▸ What to work on:
From the listing, collect all lines containing the word "Computing".
┌─ Entries shown
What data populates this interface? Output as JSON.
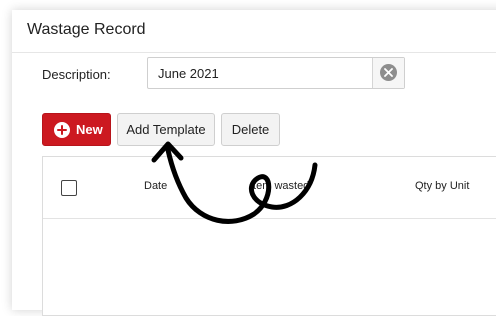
{
  "window": {
    "title": "Wastage Record"
  },
  "form": {
    "description_label": "Description:",
    "description_value": "June 2021"
  },
  "toolbar": {
    "new_label": "New",
    "add_template_label": "Add Template",
    "delete_label": "Delete"
  },
  "grid": {
    "columns": [
      "Date",
      "Item wasted",
      "Qty by Unit"
    ]
  },
  "colors": {
    "primary_button": "#cc1920",
    "annotation_stroke": "#000000"
  },
  "icons": [
    "clear-icon",
    "plus-circle-icon",
    "checkbox-icon"
  ]
}
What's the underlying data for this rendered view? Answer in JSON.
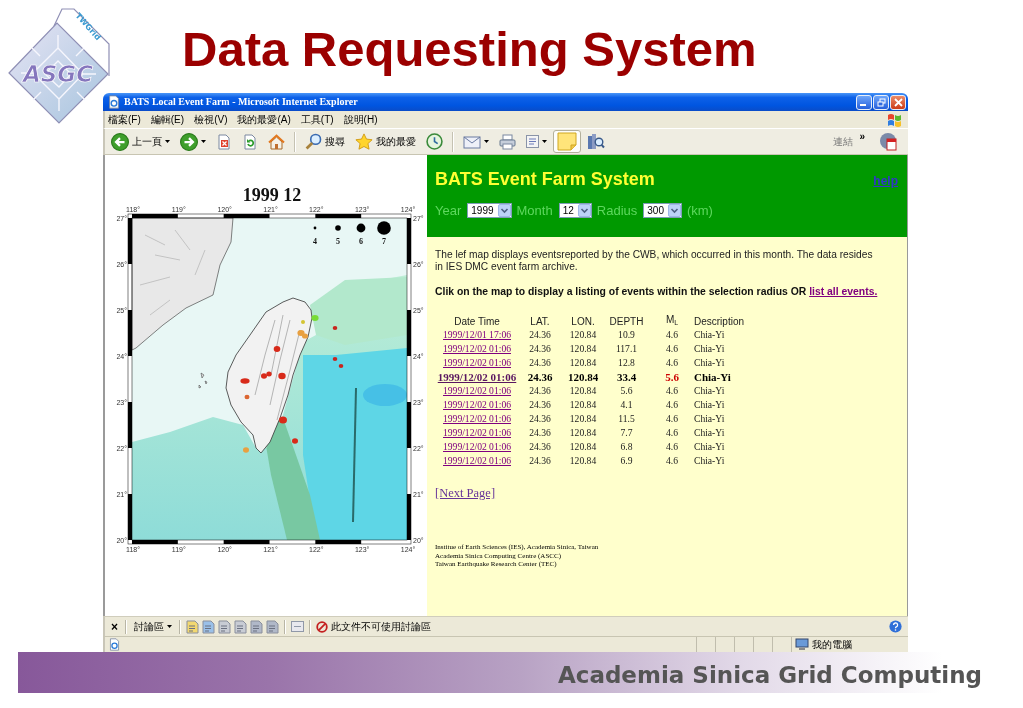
{
  "logo": {
    "mark": "ASGC",
    "tagline": "TWGrid"
  },
  "slide_title": "Data Requesting System",
  "browser": {
    "title": "BATS Local Event Farm - Microsoft Internet Explorer",
    "menu": [
      "檔案(F)",
      "編輯(E)",
      "檢視(V)",
      "我的最愛(A)",
      "工具(T)",
      "說明(H)"
    ],
    "toolbar": [
      [
        {
          "kind": "back",
          "label": "上一頁",
          "dropdown": true,
          "pressed": false
        },
        {
          "kind": "forward",
          "dropdown": true,
          "pressed": false
        },
        {
          "kind": "stop",
          "dropdown": false,
          "pressed": false
        },
        {
          "kind": "refresh",
          "dropdown": false,
          "pressed": false
        },
        {
          "kind": "home",
          "dropdown": false,
          "pressed": false
        }
      ],
      [
        {
          "kind": "search",
          "label": "搜尋",
          "dropdown": false,
          "pressed": false
        },
        {
          "kind": "favorites",
          "label": "我的最愛",
          "dropdown": false,
          "pressed": false
        },
        {
          "kind": "history",
          "dropdown": false,
          "pressed": false
        }
      ],
      [
        {
          "kind": "mail",
          "dropdown": true,
          "pressed": false
        },
        {
          "kind": "print",
          "dropdown": false,
          "pressed": false
        },
        {
          "kind": "edit",
          "dropdown": true,
          "pressed": false
        },
        {
          "kind": "discuss",
          "dropdown": false,
          "pressed": true
        },
        {
          "kind": "research",
          "dropdown": false,
          "pressed": false
        }
      ]
    ],
    "links": {
      "label": "連結",
      "chevron": "»"
    },
    "discussion_bar": {
      "close": "×",
      "label": "討論區",
      "notice": "此文件不可使用討論區"
    },
    "status_bar": {
      "zone": "我的電腦"
    }
  },
  "map": {
    "title": "1999 12",
    "top_ticks": [
      "118°",
      "119°",
      "120°",
      "121°",
      "122°",
      "123°",
      "124°"
    ],
    "bottom_ticks": [
      "118°",
      "119°",
      "120°",
      "121°",
      "122°",
      "123°",
      "124°"
    ],
    "left_ticks": [
      "27°",
      "26°",
      "25°",
      "24°",
      "23°",
      "22°",
      "21°",
      "20°"
    ],
    "right_ticks": [
      "27°",
      "26°",
      "25°",
      "24°",
      "23°",
      "22°",
      "21°",
      "20°"
    ],
    "legend": [
      "4",
      "5",
      "6",
      "7"
    ]
  },
  "panel": {
    "title": "BATS Event Farm System",
    "help": "help",
    "filters": [
      {
        "label": "Year",
        "value": "1999"
      },
      {
        "label": "Month",
        "value": "12"
      },
      {
        "label": "Radius",
        "value": "300"
      }
    ],
    "unit": "(km)",
    "intro": "The lef map displays eventsreported by the CWB, which occurred in this month. The data resides in IES DMC event farm archive.",
    "instruction": "Clik on the map to display a listing of events within the selection radius OR",
    "instruction_link": "list all events.",
    "columns": [
      "Date Time",
      "LAT.",
      "LON.",
      "DEPTH",
      "M$_{L}$",
      "Description"
    ],
    "rows": [
      {
        "date": "1999/12/01 17:06",
        "lat": "24.36",
        "lon": "120.84",
        "depth": "10.9",
        "ml": "4.6",
        "description": "Chia-Yi",
        "selected": false
      },
      {
        "date": "1999/12/02 01:06",
        "lat": "24.36",
        "lon": "120.84",
        "depth": "117.1",
        "ml": "4.6",
        "description": "Chia-Yi",
        "selected": false
      },
      {
        "date": "1999/12/02 01:06",
        "lat": "24.36",
        "lon": "120.84",
        "depth": "12.8",
        "ml": "4.6",
        "description": "Chia-Yi",
        "selected": false
      },
      {
        "date": "1999/12/02 01:06",
        "lat": "24.36",
        "lon": "120.84",
        "depth": "33.4",
        "ml": "5.6",
        "description": "Chia-Yi",
        "selected": true
      },
      {
        "date": "1999/12/02 01:06",
        "lat": "24.36",
        "lon": "120.84",
        "depth": "5.6",
        "ml": "4.6",
        "description": "Chia-Yi",
        "selected": false
      },
      {
        "date": "1999/12/02 01:06",
        "lat": "24.36",
        "lon": "120.84",
        "depth": "4.1",
        "ml": "4.6",
        "description": "Chia-Yi",
        "selected": false
      },
      {
        "date": "1999/12/02 01:06",
        "lat": "24.36",
        "lon": "120.84",
        "depth": "11.5",
        "ml": "4.6",
        "description": "Chia-Yi",
        "selected": false
      },
      {
        "date": "1999/12/02 01:06",
        "lat": "24.36",
        "lon": "120.84",
        "depth": "7.7",
        "ml": "4.6",
        "description": "Chia-Yi",
        "selected": false
      },
      {
        "date": "1999/12/02 01:06",
        "lat": "24.36",
        "lon": "120.84",
        "depth": "6.8",
        "ml": "4.6",
        "description": "Chia-Yi",
        "selected": false
      },
      {
        "date": "1999/12/02 01:06",
        "lat": "24.36",
        "lon": "120.84",
        "depth": "6.9",
        "ml": "4.6",
        "description": "Chia-Yi",
        "selected": false
      }
    ],
    "next_page": "[Next Page]",
    "credits": [
      "Institue of Earth Sciences (IES), Academia Sinica, Taiwan",
      "Academia Sinica Computing Centre (ASCC)",
      "Taiwan Earthquake Research Center (TEC)"
    ]
  },
  "footer": "Academia Sinica Grid Computing"
}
└─
▸ Complete output:
      "Academia Sinica Computing Centre (ASCC)",
  "footer": "Academia Sinica Grid Computing"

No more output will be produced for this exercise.